-- INSTRUCTIONS TO FOLLOW --
Reproduce word for word the stretch from the start of the records through the line containing "step-number: 1. [152,239,173,266]", including that line.

Start of DATA IN THIS EXERCISE

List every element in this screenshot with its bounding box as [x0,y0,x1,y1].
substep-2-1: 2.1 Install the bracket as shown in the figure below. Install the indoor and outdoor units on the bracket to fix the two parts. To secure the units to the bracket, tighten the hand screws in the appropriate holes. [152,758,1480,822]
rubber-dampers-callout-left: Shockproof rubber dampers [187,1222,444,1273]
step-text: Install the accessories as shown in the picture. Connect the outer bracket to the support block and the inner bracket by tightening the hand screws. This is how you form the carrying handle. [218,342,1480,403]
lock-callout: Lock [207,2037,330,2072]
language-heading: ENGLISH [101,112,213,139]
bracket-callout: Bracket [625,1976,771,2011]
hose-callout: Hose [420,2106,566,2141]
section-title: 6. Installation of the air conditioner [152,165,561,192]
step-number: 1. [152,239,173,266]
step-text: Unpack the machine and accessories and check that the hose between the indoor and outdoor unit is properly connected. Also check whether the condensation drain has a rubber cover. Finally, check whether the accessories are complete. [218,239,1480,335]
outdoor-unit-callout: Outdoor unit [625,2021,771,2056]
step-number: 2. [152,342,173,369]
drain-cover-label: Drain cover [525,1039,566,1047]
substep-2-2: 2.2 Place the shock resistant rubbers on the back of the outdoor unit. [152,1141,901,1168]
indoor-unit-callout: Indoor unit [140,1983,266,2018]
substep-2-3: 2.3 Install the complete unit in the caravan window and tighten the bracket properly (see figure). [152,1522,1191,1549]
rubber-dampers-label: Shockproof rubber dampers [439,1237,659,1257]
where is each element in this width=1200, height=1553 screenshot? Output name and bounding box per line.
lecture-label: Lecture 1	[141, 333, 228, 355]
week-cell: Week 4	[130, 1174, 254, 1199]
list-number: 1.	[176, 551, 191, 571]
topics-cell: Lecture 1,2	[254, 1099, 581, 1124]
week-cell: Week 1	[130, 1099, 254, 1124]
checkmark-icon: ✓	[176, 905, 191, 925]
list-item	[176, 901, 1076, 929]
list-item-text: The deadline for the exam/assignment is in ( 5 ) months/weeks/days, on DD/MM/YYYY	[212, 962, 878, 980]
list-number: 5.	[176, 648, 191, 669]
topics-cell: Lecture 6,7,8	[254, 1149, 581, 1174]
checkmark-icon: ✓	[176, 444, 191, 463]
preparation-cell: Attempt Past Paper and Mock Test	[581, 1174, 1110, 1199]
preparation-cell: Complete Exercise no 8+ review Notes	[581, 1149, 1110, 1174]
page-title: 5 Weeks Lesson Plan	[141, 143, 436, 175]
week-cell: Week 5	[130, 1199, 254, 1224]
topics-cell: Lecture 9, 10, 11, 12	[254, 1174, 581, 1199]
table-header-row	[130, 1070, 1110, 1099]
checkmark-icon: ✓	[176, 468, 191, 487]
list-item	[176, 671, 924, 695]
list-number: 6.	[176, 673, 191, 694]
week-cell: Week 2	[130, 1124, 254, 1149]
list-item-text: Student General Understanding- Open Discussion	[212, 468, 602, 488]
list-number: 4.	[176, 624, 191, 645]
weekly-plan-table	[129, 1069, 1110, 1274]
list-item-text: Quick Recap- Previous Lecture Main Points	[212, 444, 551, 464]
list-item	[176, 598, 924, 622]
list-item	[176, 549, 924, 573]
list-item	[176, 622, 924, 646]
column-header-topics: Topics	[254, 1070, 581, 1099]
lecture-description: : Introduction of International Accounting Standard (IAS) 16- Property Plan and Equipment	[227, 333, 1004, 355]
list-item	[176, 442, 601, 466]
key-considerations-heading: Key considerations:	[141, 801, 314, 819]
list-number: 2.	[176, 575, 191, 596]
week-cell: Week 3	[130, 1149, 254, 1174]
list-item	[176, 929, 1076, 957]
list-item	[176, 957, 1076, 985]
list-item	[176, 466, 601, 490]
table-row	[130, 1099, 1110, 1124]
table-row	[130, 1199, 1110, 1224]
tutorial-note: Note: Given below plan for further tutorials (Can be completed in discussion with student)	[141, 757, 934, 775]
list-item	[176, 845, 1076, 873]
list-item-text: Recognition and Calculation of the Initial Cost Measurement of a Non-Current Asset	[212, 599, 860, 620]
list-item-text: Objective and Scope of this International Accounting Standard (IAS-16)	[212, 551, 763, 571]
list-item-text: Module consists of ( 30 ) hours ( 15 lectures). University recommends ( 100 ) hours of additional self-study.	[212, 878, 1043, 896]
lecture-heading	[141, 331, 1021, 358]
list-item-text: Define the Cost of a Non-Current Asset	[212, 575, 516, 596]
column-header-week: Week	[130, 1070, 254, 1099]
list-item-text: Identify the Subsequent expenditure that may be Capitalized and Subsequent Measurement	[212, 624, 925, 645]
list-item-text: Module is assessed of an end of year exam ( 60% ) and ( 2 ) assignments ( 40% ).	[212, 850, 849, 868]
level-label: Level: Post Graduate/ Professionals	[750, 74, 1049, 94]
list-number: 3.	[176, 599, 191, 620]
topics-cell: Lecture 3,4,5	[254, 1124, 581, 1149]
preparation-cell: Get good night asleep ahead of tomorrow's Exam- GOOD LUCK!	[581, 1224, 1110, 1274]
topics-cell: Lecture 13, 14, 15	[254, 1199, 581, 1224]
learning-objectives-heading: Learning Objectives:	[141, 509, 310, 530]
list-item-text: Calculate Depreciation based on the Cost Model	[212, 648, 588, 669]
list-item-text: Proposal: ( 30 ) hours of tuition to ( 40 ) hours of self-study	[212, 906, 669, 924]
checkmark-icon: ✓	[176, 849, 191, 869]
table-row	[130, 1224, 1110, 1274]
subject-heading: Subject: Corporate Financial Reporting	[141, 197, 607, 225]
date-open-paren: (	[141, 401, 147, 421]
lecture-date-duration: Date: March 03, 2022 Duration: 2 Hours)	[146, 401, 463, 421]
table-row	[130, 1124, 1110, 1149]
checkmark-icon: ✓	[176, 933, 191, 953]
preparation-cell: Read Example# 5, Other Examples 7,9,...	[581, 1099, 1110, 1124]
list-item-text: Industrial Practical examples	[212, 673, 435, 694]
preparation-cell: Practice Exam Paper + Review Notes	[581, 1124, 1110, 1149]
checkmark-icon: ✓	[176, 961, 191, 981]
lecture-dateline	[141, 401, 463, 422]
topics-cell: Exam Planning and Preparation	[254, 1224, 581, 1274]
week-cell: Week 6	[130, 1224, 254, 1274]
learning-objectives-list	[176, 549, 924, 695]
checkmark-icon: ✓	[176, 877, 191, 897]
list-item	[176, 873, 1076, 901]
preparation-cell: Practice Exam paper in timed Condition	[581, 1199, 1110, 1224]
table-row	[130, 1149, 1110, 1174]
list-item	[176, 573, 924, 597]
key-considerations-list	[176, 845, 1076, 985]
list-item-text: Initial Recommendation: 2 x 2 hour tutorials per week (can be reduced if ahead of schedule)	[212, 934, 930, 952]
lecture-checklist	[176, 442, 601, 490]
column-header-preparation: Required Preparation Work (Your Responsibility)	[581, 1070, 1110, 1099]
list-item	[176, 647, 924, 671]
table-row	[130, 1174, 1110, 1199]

End of DATA IN THIS EXERCISE

-- ANSWER --
List every element in this screenshot with its bounding box as [x0,y0,x1,y1].
substep-2-1: 2.1 Install the bracket as shown in the figure below. Install the indoor and outdoor units on the bracket to fix the two parts. To secure the units to the bracket, tighten the hand screws in the appropriate holes. [152,758,1480,822]
rubber-dampers-callout-left: Shockproof rubber dampers [187,1222,444,1273]
step-text: Install the accessories as shown in the picture. Connect the outer bracket to the support block and the inner bracket by tightening the hand screws. This is how you form the carrying handle. [218,342,1480,403]
lock-callout: Lock [207,2037,330,2072]
language-heading: ENGLISH [101,112,213,139]
bracket-callout: Bracket [625,1976,771,2011]
hose-callout: Hose [420,2106,566,2141]
section-title: 6. Installation of the air conditioner [152,165,561,192]
step-number: 1. [152,239,173,266]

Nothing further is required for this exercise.